Task instructions: Locate every line below that contains the word "대건대학" and copy it.

Recorded data:
====

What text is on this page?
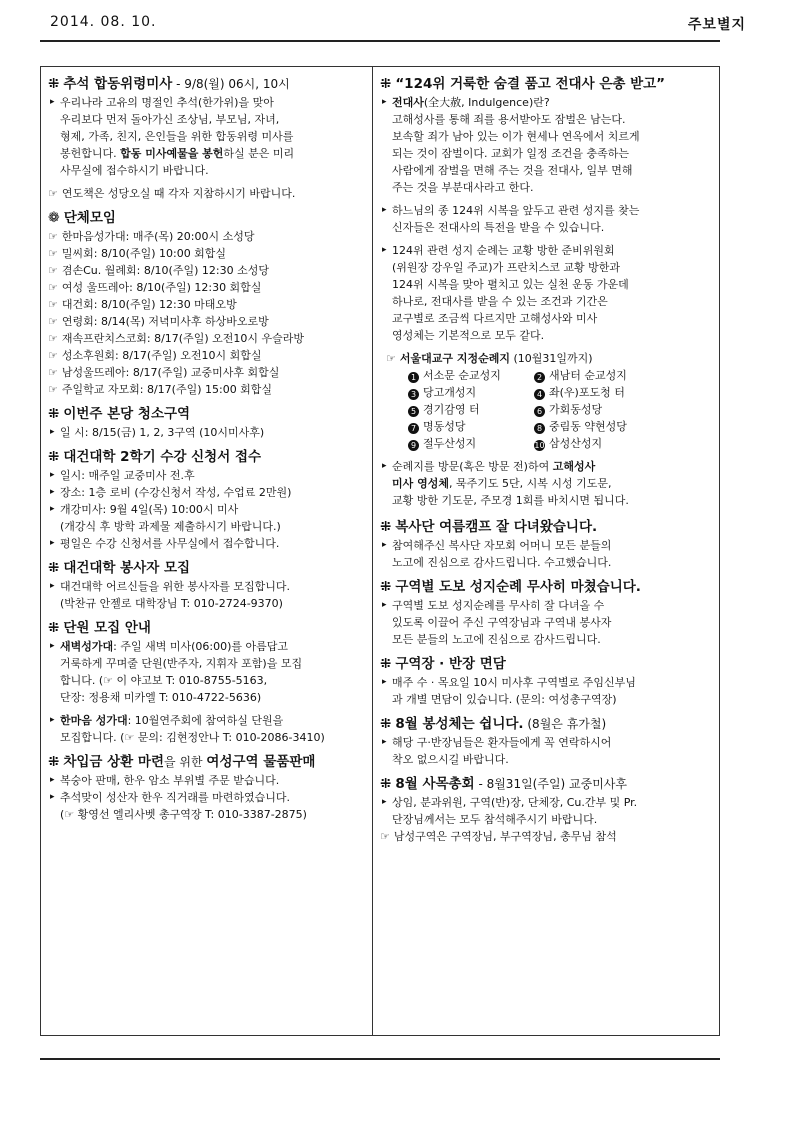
2014. 08. 10.	주보별지
⁜ 추석 합동위령미사 - 9/8(월) 06시, 10시
▸ 우리나라 고유의 명절인 추석(한가위)을 맞아
우리보다 먼저 돌아가신 조상님, 부모님, 자녀,
형제, 가족, 친지, 은인들을 위한 합동위령 미사를
봉헌합니다. 합동 미사예물을 봉헌하실 분은 미리
사무실에 접수하시기 바랍니다.
☞ 연도책은 성당오실 때 각자 지참하시기 바랍니다.
❁ 단체모임
☞ 한마음성가대: 매주(목) 20:00시 소성당
☞ 밀씨회: 8/10(주일) 10:00 회합실
☞ 겸손Cu. 월례회: 8/10(주일) 12:30 소성당
☞ 여성 울뜨레아: 8/10(주일) 12:30 회합실
☞ 대건회: 8/10(주일) 12:30 마태오방
☞ 연령회: 8/14(목) 저녁미사후 하상바오로방
☞ 재속프란치스코회: 8/17(주일) 오전10시 우슬라방
☞ 성소후원회: 8/17(주일) 오전10시 회합실
☞ 남성울뜨레아: 8/17(주일) 교중미사후 회합실
☞ 주일학교 자모회: 8/17(주일) 15:00 회합실
⁜ 이번주 본당 청소구역
▸ 일 시: 8/15(금) 1, 2, 3구역 (10시미사후)
⁜ 대건대학 2학기 수강 신청서 접수
▸ 일시: 매주일 교중미사 전.후
▸ 장소: 1층 로비 (수강신청서 작성, 수업료 2만원)
▸ 개강미사: 9월 4일(목) 10:00시 미사
(개강식 후 방학 과제물 제출하시기 바랍니다.)
▸ 평일은 수강 신청서를 사무실에서 접수합니다.
⁜ 대건대학 봉사자 모집
▸ 대건대학 어르신들을 위한 봉사자를 모집합니다.
(박찬규 안젤로 대학장님 T: 010-2724-9370)
⁜ 단원 모집 안내
▸ 새벽성가대: 주일 새벽 미사(06:00)를 아름답고
거룩하게 꾸며줄 단원(반주자, 지휘자 포함)을 모집
합니다. (☞ 이 야고보 T: 010-8755-5163,
단장: 정용채 미카엘 T: 010-4722-5636)
▸ 한마음 성가대: 10월연주회에 참여하실 단원을
모집합니다. (☞ 문의: 김현정안나 T: 010-2086-3410)
⁜ 차입금 상환 마련을 위한 여성구역 물품판매
▸ 복숭아 판매, 한우 암소 부위별 주문 받습니다.
▸ 추석맞이 성산자 한우 직거래를 마련하였습니다.
(☞ 황영선 엘리사벳 총구역장 T: 010-3387-2875)
⁜ “124위 거룩한 숨결 품고 전대사 은총 받고”
▸ 전대사(全大赦, Indulgence)란?
고해성사를 통해 죄를 용서받아도 잠벌은 남는다.
보속할 죄가 남아 있는 이가 현세나 연옥에서 치르게
되는 것이 잠벌이다. 교회가 일정 조건을 충족하는
사람에게 잠벌을 면해 주는 것을 전대사, 일부 면해
주는 것을 부분대사라고 한다.
▸ 하느님의 종 124위 시복을 앞두고 관련 성지를 찾는
신자들은 전대사의 특전을 받을 수 있습니다.
▸ 124위 관련 성지 순례는 교황 방한 준비위원회
(위원장 강우일 주교)가 프란치스코 교황 방한과
124위 시복을 맞아 펼치고 있는 실천 운동 가운데
하나로, 전대사를 받을 수 있는 조건과 기간은
교구별로 조금씩 다르지만 고해성사와 미사
영성체는 기본적으로 모두 같다.
☞ 서울대교구 지정순례지 (10월31일까지)
1 서소문 순교성지	2 새남터 순교성지
3 당고개성지	4 좌(우)포도청 터
5 경기감영 터	6 가회동성당
7 명동성당	8 중림동 약현성당
9 절두산성지	10 삼성산성지
▸ 순례지를 방문(혹은 방문 전)하여 고해성사
미사 영성체, 묵주기도 5단, 시복 시성 기도문,
교황 방한 기도문, 주모경 1회를 바치시면 됩니다.
⁜ 복사단 여름캠프 잘 다녀왔습니다.
▸ 참여해주신 복사단 자모회 어머니 모든 분들의
노고에 진심으로 감사드립니다. 수고했습니다.
⁜ 구역별 도보 성지순례 무사히 마쳤습니다.
▸ 구역별 도보 성지순례를 무사히 잘 다녀올 수
있도록 이끌어 주신 구역장님과 구역내 봉사자
모든 분들의 노고에 진심으로 감사드립니다.
⁜ 구역장 · 반장 면담
▸ 매주 수 · 목요일 10시 미사후 구역별로 주임신부님
과 개별 면담이 있습니다. (문의: 여성총구역장)
⁜ 8월 봉성체는 쉽니다. (8월은 휴가철)
▸ 해당 구·반장님들은 환자들에게 꼭 연락하시어
착오 없으시길 바랍니다.
⁜ 8월 사목총회 - 8월31일(주일) 교중미사후
▸ 상임, 분과위원, 구역(반)장, 단체장, Cu.간부 및 Pr.
단장님께서는 모두 참석해주시기 바랍니다.
☞ 남성구역은 구역장님, 부구역장님, 총무님 참석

====

Response:
⁜ 대건대학 2학기 수강 신청서 접수
⁜ 대건대학 봉사자 모집
▸ 대건대학 어르신들을 위한 봉사자를 모집합니다.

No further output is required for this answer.